>> BEGIN Material provided
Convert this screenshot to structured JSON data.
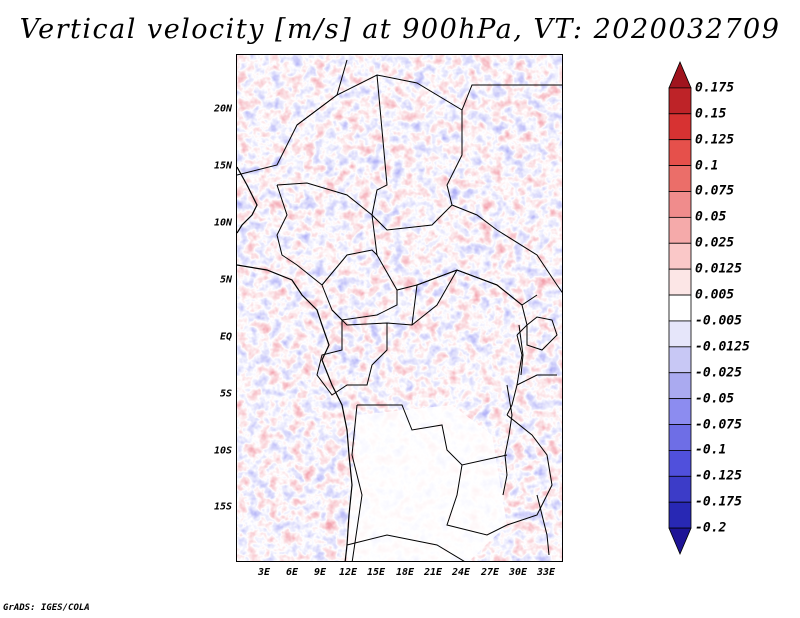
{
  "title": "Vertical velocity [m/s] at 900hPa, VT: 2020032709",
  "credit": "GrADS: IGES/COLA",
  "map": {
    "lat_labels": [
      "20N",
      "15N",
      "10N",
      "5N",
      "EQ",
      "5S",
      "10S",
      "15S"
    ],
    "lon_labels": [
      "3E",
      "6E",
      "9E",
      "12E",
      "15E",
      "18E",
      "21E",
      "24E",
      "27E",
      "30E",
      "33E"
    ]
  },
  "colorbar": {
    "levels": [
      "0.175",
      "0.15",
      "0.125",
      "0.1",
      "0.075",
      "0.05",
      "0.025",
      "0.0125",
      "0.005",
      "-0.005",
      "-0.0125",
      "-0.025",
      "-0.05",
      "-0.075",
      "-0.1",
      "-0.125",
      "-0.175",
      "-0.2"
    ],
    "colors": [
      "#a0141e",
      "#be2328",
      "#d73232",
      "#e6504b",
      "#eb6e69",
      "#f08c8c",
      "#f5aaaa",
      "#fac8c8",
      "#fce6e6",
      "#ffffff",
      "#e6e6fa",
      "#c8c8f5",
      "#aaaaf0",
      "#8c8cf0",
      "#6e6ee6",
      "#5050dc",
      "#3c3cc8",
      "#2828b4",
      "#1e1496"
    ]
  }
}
>> END Material provided
>> BEGIN Material provided
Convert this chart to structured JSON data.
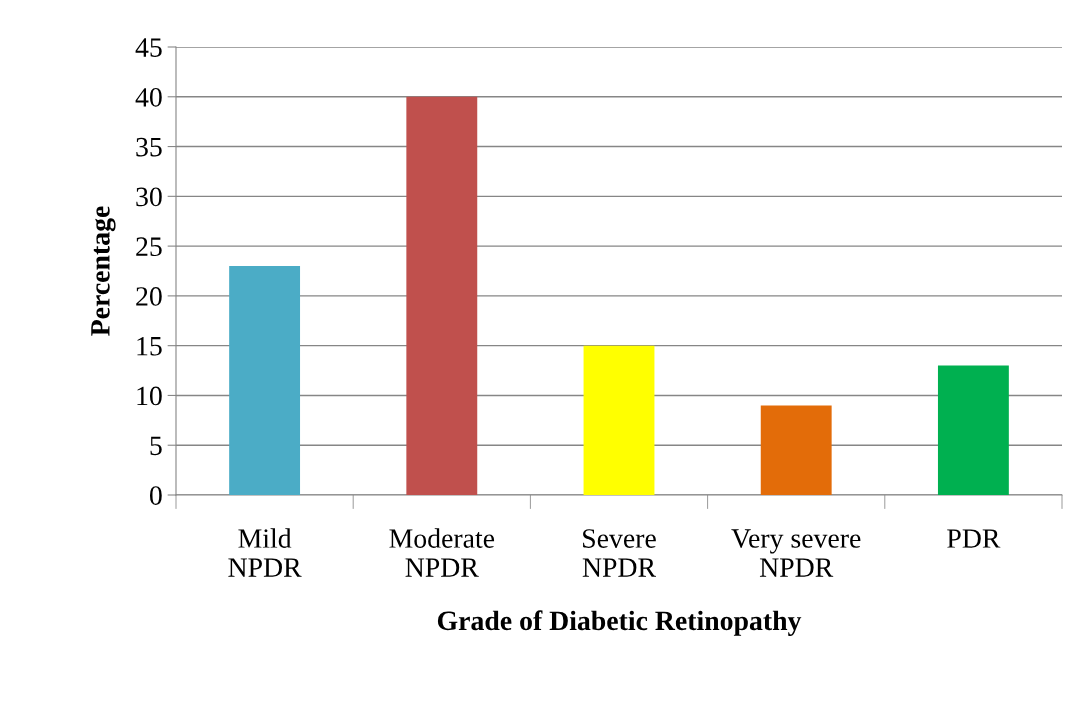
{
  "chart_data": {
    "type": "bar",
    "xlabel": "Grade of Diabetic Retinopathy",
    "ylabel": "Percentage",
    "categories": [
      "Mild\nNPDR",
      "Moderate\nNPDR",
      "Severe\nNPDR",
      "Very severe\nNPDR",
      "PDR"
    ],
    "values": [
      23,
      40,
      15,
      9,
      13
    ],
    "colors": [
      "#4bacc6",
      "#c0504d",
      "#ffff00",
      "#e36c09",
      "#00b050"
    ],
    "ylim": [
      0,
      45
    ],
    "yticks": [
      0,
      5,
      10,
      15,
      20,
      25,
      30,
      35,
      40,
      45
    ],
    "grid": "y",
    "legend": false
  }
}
>> END Material provided
Written task
Where a line above contains the string "structured", copy that line.

Answer to the task
Convert this screenshot to structured JSON data.
Convert this chart to structured JSON data.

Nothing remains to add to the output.